▶ [Short problem]
Locate the lines where "data" occurs and copy them as they stand.

#### Task inputs ####

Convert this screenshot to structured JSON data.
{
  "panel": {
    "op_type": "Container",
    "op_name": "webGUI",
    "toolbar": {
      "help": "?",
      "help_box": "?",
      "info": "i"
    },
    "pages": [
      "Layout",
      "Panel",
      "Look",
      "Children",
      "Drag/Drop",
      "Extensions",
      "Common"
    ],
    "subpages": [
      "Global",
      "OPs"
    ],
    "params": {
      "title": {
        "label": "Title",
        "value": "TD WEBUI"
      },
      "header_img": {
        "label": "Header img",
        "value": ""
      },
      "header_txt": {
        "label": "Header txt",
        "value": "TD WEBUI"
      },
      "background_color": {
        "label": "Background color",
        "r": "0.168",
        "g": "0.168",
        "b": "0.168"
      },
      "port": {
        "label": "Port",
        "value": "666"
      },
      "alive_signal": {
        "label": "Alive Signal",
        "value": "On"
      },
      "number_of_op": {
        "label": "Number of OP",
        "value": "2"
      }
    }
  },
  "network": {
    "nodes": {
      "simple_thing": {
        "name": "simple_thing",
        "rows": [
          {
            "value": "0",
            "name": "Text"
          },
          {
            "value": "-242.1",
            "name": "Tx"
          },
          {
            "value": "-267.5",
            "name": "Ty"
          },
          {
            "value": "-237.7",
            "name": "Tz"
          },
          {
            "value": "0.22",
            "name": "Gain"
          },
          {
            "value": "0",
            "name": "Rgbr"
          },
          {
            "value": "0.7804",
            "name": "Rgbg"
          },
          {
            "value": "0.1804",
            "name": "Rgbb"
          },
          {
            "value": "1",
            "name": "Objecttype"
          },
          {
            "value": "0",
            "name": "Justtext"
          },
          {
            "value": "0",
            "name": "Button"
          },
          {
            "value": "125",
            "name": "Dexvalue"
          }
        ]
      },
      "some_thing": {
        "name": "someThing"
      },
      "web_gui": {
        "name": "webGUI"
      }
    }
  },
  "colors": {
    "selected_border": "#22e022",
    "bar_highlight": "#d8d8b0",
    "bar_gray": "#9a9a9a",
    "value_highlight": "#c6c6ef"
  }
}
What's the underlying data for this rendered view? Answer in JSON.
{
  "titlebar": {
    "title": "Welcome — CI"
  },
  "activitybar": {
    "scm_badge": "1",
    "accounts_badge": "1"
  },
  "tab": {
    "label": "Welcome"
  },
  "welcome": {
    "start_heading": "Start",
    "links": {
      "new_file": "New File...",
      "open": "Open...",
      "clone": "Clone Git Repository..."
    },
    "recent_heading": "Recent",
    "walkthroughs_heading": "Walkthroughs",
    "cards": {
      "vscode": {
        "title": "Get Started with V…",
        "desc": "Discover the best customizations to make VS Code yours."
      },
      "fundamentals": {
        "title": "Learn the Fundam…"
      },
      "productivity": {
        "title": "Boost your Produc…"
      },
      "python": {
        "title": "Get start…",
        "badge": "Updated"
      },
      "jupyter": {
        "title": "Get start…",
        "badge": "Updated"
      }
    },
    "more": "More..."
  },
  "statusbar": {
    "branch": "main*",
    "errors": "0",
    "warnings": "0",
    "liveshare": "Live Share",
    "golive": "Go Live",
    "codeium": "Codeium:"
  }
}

####

▶ [Solution for this task]
Convert this screenshot to structured JSON data.
What's the underlying data for this rendered view? Answer in JSON.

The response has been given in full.